■ Problem to work on: Only lines with the string "data" matter here; gather them from the material below.
··· Given records ···
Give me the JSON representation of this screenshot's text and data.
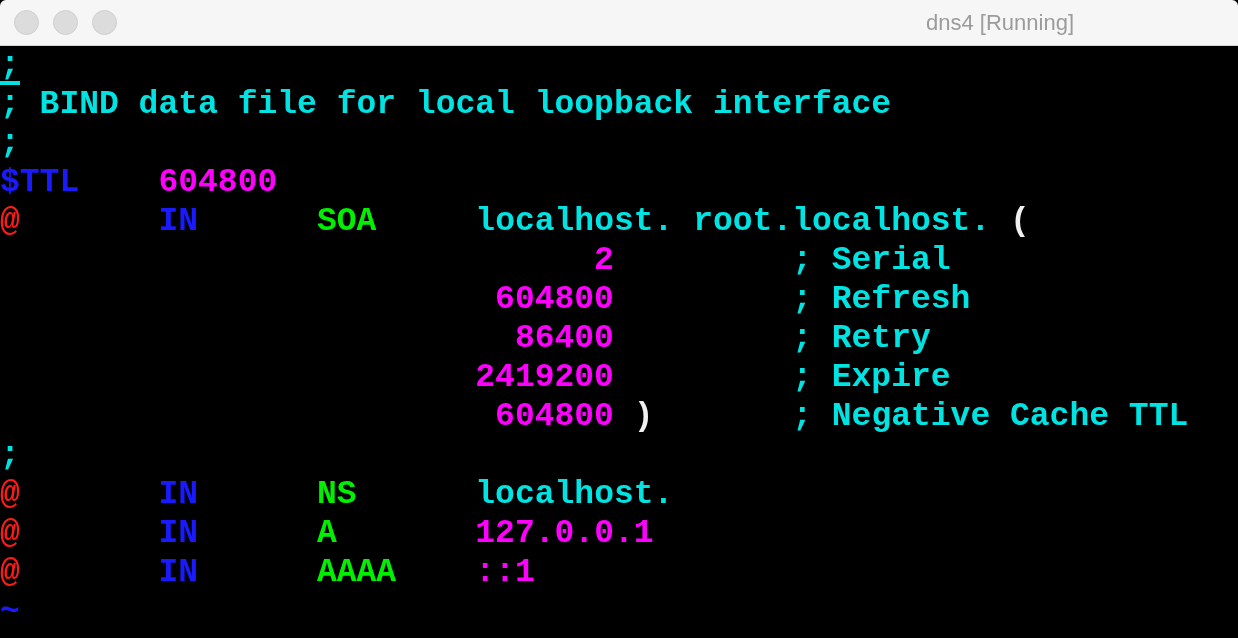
{
  "window": {
    "title": "dns4 [Running]"
  },
  "terminal": {
    "lines": [
      {
        "segments": [
          {
            "kind": "comment",
            "text": ";",
            "cursor": true
          }
        ]
      },
      {
        "segments": [
          {
            "kind": "comment",
            "text": "; BIND data file for local loopback interface",
            "cursor": false
          }
        ]
      },
      {
        "segments": [
          {
            "kind": "comment",
            "text": ";",
            "cursor": false
          }
        ]
      },
      {
        "segments": [
          {
            "kind": "variable",
            "text": "$TTL",
            "cursor": false
          },
          {
            "kind": "number",
            "text": "    604800",
            "cursor": false
          }
        ]
      },
      {
        "segments": [
          {
            "kind": "at",
            "text": "@",
            "cursor": false
          },
          {
            "kind": "class",
            "text": "       IN",
            "cursor": false
          },
          {
            "kind": "type",
            "text": "      SOA",
            "cursor": false
          },
          {
            "kind": "name",
            "text": "     localhost. root.localhost.",
            "cursor": false
          },
          {
            "kind": "paren",
            "text": " (",
            "cursor": false
          }
        ]
      },
      {
        "segments": [
          {
            "kind": "number",
            "text": "                              2",
            "cursor": false
          },
          {
            "kind": "comment",
            "text": "         ; Serial",
            "cursor": false
          }
        ]
      },
      {
        "segments": [
          {
            "kind": "number",
            "text": "                         604800",
            "cursor": false
          },
          {
            "kind": "comment",
            "text": "         ; Refresh",
            "cursor": false
          }
        ]
      },
      {
        "segments": [
          {
            "kind": "number",
            "text": "                          86400",
            "cursor": false
          },
          {
            "kind": "comment",
            "text": "         ; Retry",
            "cursor": false
          }
        ]
      },
      {
        "segments": [
          {
            "kind": "number",
            "text": "                        2419200",
            "cursor": false
          },
          {
            "kind": "comment",
            "text": "         ; Expire",
            "cursor": false
          }
        ]
      },
      {
        "segments": [
          {
            "kind": "number",
            "text": "                         604800",
            "cursor": false
          },
          {
            "kind": "paren",
            "text": " )",
            "cursor": false
          },
          {
            "kind": "comment",
            "text": "       ; Negative Cache TTL",
            "cursor": false
          }
        ]
      },
      {
        "segments": [
          {
            "kind": "comment",
            "text": ";",
            "cursor": false
          }
        ]
      },
      {
        "segments": [
          {
            "kind": "at",
            "text": "@",
            "cursor": false
          },
          {
            "kind": "class",
            "text": "       IN",
            "cursor": false
          },
          {
            "kind": "type",
            "text": "      NS",
            "cursor": false
          },
          {
            "kind": "name",
            "text": "      localhost.",
            "cursor": false
          }
        ]
      },
      {
        "segments": [
          {
            "kind": "at",
            "text": "@",
            "cursor": false
          },
          {
            "kind": "class",
            "text": "       IN",
            "cursor": false
          },
          {
            "kind": "type",
            "text": "      A",
            "cursor": false
          },
          {
            "kind": "number",
            "text": "       127.0.0.1",
            "cursor": false
          }
        ]
      },
      {
        "segments": [
          {
            "kind": "at",
            "text": "@",
            "cursor": false
          },
          {
            "kind": "class",
            "text": "       IN",
            "cursor": false
          },
          {
            "kind": "type",
            "text": "      AAAA",
            "cursor": false
          },
          {
            "kind": "number",
            "text": "    ::1",
            "cursor": false
          }
        ]
      },
      {
        "segments": [
          {
            "kind": "tilde",
            "text": "~",
            "cursor": false
          }
        ]
      }
    ]
  }
}
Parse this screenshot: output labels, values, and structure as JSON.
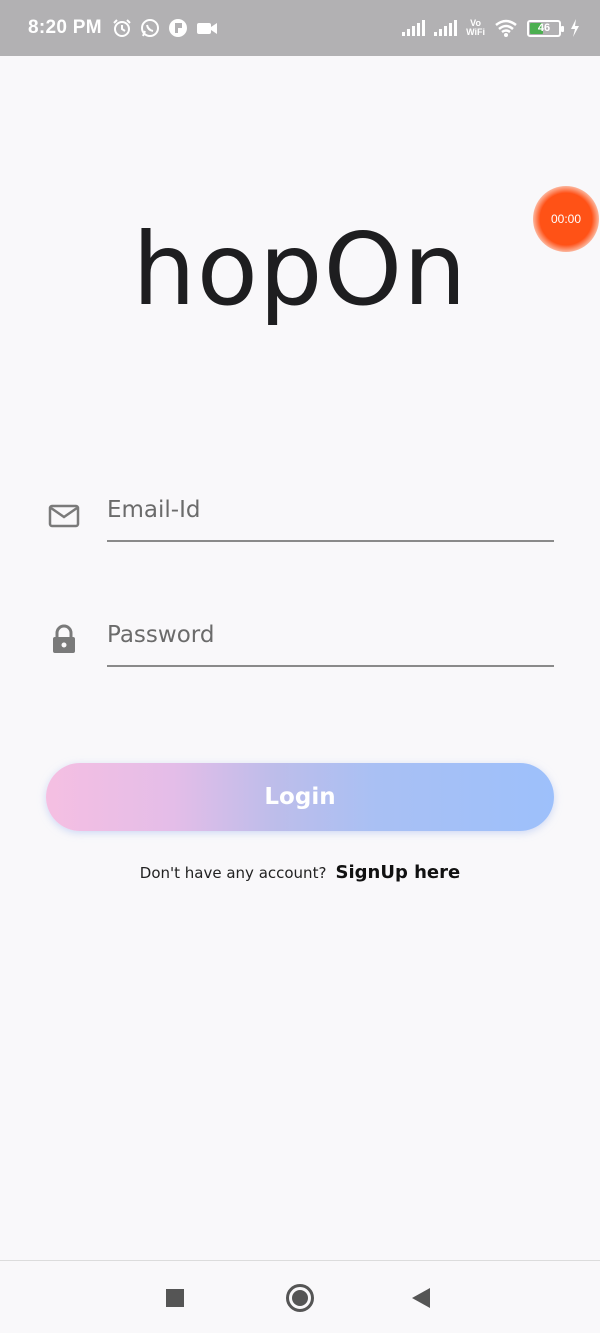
{
  "status_bar": {
    "time": "8:20 PM",
    "left_icons": [
      "alarm-icon",
      "whatsapp-icon",
      "app-notification-icon",
      "video-camera-icon"
    ],
    "right_icons": [
      "signal-icon",
      "signal-icon",
      "vowifi-icon",
      "wifi-icon",
      "battery-icon",
      "charging-icon"
    ],
    "vowifi_top": "Vo",
    "vowifi_bottom": "WiFi",
    "battery_level": "46",
    "battery_fraction": 0.46,
    "battery_color": "#4caf50"
  },
  "recorder": {
    "timer": "00:00",
    "color": "#ff5216"
  },
  "app": {
    "logo": "hopOn"
  },
  "form": {
    "email_placeholder": "Email-Id",
    "email_value": "",
    "password_placeholder": "Password",
    "password_value": "",
    "login_label": "Login",
    "login_gradient": [
      "#f5bfe2",
      "#9dc0fb"
    ],
    "signup_prompt": "Don't have any account?",
    "signup_link": "SignUp here"
  },
  "nav_bar": {
    "buttons": [
      "recents-button",
      "home-button",
      "back-button"
    ]
  }
}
···
■ Written response:
Give me the JSON representation of this screenshot's text and data.
            "text": "; BIND data file for local loopback interface",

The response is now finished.